(Records)
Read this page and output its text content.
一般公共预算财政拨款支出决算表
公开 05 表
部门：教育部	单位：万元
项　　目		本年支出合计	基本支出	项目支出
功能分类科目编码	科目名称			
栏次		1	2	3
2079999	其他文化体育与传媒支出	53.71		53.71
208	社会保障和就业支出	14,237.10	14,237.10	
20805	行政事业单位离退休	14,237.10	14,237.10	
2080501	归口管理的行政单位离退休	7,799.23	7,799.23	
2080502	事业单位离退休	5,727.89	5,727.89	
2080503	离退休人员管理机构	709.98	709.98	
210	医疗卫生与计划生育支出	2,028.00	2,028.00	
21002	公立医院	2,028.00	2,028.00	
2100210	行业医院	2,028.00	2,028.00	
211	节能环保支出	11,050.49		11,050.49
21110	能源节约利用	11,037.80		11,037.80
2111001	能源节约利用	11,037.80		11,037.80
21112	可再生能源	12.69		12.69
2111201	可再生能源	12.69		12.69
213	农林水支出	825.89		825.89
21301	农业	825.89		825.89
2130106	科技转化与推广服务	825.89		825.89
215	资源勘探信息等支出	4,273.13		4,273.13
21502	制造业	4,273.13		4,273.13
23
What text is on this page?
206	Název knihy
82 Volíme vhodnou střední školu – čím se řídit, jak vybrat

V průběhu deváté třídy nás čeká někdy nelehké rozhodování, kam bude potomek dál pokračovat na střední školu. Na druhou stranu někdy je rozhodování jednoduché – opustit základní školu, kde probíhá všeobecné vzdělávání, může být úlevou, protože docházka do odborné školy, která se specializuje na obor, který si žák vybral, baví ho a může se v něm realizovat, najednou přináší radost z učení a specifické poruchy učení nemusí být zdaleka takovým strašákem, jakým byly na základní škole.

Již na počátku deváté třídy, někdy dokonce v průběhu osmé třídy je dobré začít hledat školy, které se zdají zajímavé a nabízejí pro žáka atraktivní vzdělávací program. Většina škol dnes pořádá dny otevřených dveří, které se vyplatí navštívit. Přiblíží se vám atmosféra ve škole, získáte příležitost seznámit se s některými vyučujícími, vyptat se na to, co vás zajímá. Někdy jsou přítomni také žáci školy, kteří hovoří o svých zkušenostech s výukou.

Short exercise |
Repeat all the entries exactly as given.

Task output |
Read this page and output its text content.
一般公共预算财政拨款支出决算表
公开 05 表
部门：教育部	单位：万元
项　　目		本年支出合计	基本支出	项目支出
功能分类科目编码	科目名称			
栏次		1	2	3
2079999	其他文化体育与传媒支出	53.71		53.71
208	社会保障和就业支出	14,237.10	14,237.10	
20805	行政事业单位离退休	14,237.10	14,237.10	
2080501	归口管理的行政单位离退休	7,799.23	7,799.23	
2080502	事业单位离退休	5,727.89	5,727.89	
2080503	离退休人员管理机构	709.98	709.98	
210	医疗卫生与计划生育支出	2,028.00	2,028.00	
21002	公立医院	2,028.00	2,028.00	
2100210	行业医院	2,028.00	2,028.00	
211	节能环保支出	11,050.49		11,050.49
21110	能源节约利用	11,037.80		11,037.80
2111001	能源节约利用	11,037.80		11,037.80
21112	可再生能源	12.69		12.69
2111201	可再生能源	12.69		12.69
213	农林水支出	825.89		825.89
21301	农业	825.89		825.89
2130106	科技转化与推广服务	825.89		825.89
215	资源勘探信息等支出	4,273.13		4,273.13
21502	制造业	4,273.13		4,273.13
23
What text is on this page?
206	Název knihy
82 Volíme vhodnou střední školu – čím se řídit, jak vybrat

V průběhu deváté třídy nás čeká někdy nelehké rozhodování, kam bude potomek dál pokračovat na střední školu. Na druhou stranu někdy je rozhodování jednoduché – opustit základní školu, kde probíhá všeobecné vzdělávání, může být úlevou, protože docházka do odborné školy, která se specializuje na obor, který si žák vybral, baví ho a může se v něm realizovat, najednou přináší radost z učení a specifické poruchy učení nemusí být zdaleka takovým strašákem, jakým byly na základní škole.

Již na počátku deváté třídy, někdy dokonce v průběhu osmé třídy je dobré začít hledat školy, které se zdají zajímavé a nabízejí pro žáka atraktivní vzdělávací program. Většina škol dnes pořádá dny otevřených dveří, které se vyplatí navštívit. Přiblíží se vám atmosféra ve škole, získáte příležitost seznámit se s některými vyučujícími, vyptat se na to, co vás zajímá. Někdy jsou přítomni také žáci školy, kteří hovoří o svých zkušenostech s výukou.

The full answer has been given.